> Problem requirements
Write out all of the entries exactly as given.

> Records to process
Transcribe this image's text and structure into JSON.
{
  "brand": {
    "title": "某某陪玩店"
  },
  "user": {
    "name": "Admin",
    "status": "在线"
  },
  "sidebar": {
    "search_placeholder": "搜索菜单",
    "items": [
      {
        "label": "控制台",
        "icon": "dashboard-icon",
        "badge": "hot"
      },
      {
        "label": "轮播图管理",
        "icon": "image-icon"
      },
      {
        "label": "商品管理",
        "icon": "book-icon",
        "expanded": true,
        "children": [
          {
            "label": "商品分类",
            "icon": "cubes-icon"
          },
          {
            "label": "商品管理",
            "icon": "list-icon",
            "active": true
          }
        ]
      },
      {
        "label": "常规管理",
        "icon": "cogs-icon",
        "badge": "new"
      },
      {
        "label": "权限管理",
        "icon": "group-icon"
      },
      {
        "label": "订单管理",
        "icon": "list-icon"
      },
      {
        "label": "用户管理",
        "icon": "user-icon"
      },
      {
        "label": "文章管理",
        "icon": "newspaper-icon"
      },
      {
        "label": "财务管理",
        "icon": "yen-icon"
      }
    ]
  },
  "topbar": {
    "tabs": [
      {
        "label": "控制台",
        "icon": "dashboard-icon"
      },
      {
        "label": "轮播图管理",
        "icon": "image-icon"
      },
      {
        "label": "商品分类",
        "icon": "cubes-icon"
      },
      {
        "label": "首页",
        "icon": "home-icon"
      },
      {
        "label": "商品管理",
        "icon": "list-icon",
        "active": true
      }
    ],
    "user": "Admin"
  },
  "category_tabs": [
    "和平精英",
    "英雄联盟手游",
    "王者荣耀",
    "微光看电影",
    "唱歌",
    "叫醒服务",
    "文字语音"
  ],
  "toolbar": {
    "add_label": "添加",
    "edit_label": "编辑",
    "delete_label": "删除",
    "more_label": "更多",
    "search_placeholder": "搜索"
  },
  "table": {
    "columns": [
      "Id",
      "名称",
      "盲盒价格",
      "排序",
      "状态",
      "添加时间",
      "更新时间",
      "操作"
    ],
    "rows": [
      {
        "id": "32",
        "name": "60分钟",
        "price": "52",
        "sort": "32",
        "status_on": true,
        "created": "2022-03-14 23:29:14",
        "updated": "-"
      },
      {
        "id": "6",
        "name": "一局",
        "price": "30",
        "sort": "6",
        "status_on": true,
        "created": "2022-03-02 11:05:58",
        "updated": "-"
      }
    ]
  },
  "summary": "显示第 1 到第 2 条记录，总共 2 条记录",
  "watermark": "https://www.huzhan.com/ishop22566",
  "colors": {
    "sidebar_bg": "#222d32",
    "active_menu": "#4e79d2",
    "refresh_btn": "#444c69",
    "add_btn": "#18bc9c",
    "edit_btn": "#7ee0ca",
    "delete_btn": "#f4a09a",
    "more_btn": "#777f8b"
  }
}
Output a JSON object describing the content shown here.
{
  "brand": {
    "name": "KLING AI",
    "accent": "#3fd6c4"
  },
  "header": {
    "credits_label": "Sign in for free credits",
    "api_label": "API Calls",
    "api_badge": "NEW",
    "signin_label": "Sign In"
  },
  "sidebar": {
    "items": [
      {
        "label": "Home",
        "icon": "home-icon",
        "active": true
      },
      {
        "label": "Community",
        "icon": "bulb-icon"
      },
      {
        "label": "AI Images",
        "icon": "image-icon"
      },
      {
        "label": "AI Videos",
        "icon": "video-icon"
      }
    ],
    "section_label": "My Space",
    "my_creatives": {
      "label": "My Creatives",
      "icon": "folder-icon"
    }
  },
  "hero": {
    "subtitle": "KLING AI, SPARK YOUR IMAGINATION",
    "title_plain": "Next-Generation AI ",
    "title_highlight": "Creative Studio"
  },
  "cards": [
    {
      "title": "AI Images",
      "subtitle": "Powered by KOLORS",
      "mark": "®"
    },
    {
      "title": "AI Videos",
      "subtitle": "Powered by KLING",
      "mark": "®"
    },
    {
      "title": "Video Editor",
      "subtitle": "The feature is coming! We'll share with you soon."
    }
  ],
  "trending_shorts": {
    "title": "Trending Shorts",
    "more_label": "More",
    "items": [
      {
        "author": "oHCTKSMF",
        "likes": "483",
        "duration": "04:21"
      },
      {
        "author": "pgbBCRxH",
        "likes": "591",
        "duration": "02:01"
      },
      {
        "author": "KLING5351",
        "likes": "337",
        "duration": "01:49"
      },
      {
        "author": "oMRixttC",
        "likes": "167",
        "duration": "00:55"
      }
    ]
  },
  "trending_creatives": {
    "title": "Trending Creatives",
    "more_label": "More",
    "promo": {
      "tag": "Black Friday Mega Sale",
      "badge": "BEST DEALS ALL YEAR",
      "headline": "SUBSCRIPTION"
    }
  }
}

> Response to this task
Transcribe this image's text and structure into JSON.
{
  "brand": {
    "title": "某某陪玩店"
  },
  "user": {
    "name": "Admin",
    "status": "在线"
  },
  "sidebar": {
    "search_placeholder": "搜索菜单",
    "items": [
      {
        "label": "控制台",
        "icon": "dashboard-icon",
        "badge": "hot"
      },
      {
        "label": "轮播图管理",
        "icon": "image-icon"
      },
      {
        "label": "商品管理",
        "icon": "book-icon",
        "expanded": true,
        "children": [
          {
            "label": "商品分类",
            "icon": "cubes-icon"
          },
          {
            "label": "商品管理",
            "icon": "list-icon",
            "active": true
          }
        ]
      },
      {
        "label": "常规管理",
        "icon": "cogs-icon",
        "badge": "new"
      },
      {
        "label": "权限管理",
        "icon": "group-icon"
      },
      {
        "label": "订单管理",
        "icon": "list-icon"
      },
      {
        "label": "用户管理",
        "icon": "user-icon"
      },
      {
        "label": "文章管理",
        "icon": "newspaper-icon"
      },
      {
        "label": "财务管理",
        "icon": "yen-icon"
      }
    ]
  },
  "topbar": {
    "tabs": [
      {
        "label": "控制台",
        "icon": "dashboard-icon"
      },
      {
        "label": "轮播图管理",
        "icon": "image-icon"
      },
      {
        "label": "商品分类",
        "icon": "cubes-icon"
      },
      {
        "label": "首页",
        "icon": "home-icon"
      },
      {
        "label": "商品管理",
        "icon": "list-icon",
        "active": true
      }
    ],
    "user": "Admin"
  },
  "category_tabs": [
    "和平精英",
    "英雄联盟手游",
    "王者荣耀",
    "微光看电影",
    "唱歌",
    "叫醒服务",
    "文字语音"
  ],
  "toolbar": {
    "add_label": "添加",
    "edit_label": "编辑",
    "delete_label": "删除",
    "more_label": "更多",
    "search_placeholder": "搜索"
  },
  "table": {
    "columns": [
      "Id",
      "名称",
      "盲盒价格",
      "排序",
      "状态",
      "添加时间",
      "更新时间",
      "操作"
    ],
    "rows": [
      {
        "id": "32",
        "name": "60分钟",
        "price": "52",
        "sort": "32",
        "status_on": true,
        "created": "2022-03-14 23:29:14",
        "updated": "-"
      },
      {
        "id": "6",
        "name": "一局",
        "price": "30",
        "sort": "6",
        "status_on": true,
        "created": "2022-03-02 11:05:58",
        "updated": "-"
      }
    ]
  },
  "summary": "显示第 1 到第 2 条记录，总共 2 条记录",
  "watermark": "https://www.huzhan.com/ishop22566",
  "colors": {
    "sidebar_bg": "#222d32",
    "active_menu": "#4e79d2",
    "refresh_btn": "#444c69",
    "add_btn": "#18bc9c",
    "edit_btn": "#7ee0ca",
    "delete_btn": "#f4a09a",
    "more_btn": "#777f8b"
  }
}
Output a JSON object describing the content shown here.
{
  "brand": {
    "name": "KLING AI",
    "accent": "#3fd6c4"
  },
  "header": {
    "credits_label": "Sign in for free credits",
    "api_label": "API Calls",
    "api_badge": "NEW",
    "signin_label": "Sign In"
  },
  "sidebar": {
    "items": [
      {
        "label": "Home",
        "icon": "home-icon",
        "active": true
      },
      {
        "label": "Community",
        "icon": "bulb-icon"
      },
      {
        "label": "AI Images",
        "icon": "image-icon"
      },
      {
        "label": "AI Videos",
        "icon": "video-icon"
      }
    ],
    "section_label": "My Space",
    "my_creatives": {
      "label": "My Creatives",
      "icon": "folder-icon"
    }
  },
  "hero": {
    "subtitle": "KLING AI, SPARK YOUR IMAGINATION",
    "title_plain": "Next-Generation AI ",
    "title_highlight": "Creative Studio"
  },
  "cards": [
    {
      "title": "AI Images",
      "subtitle": "Powered by KOLORS",
      "mark": "®"
    },
    {
      "title": "AI Videos",
      "subtitle": "Powered by KLING",
      "mark": "®"
    },
    {
      "title": "Video Editor",
      "subtitle": "The feature is coming! We'll share with you soon."
    }
  ],
  "trending_shorts": {
    "title": "Trending Shorts",
    "more_label": "More",
    "items": [
      {
        "author": "oHCTKSMF",
        "likes": "483",
        "duration": "04:21"
      },
      {
        "author": "pgbBCRxH",
        "likes": "591",
        "duration": "02:01"
      },
      {
        "author": "KLING5351",
        "likes": "337",
        "duration": "01:49"
      },
      {
        "author": "oMRixttC",
        "likes": "167",
        "duration": "00:55"
      }
    ]
  },
  "trending_creatives": {
    "title": "Trending Creatives",
    "more_label": "More",
    "promo": {
      "tag": "Black Friday Mega Sale",
      "badge": "BEST DEALS ALL YEAR",
      "headline": "SUBSCRIPTION"
    }
  }
}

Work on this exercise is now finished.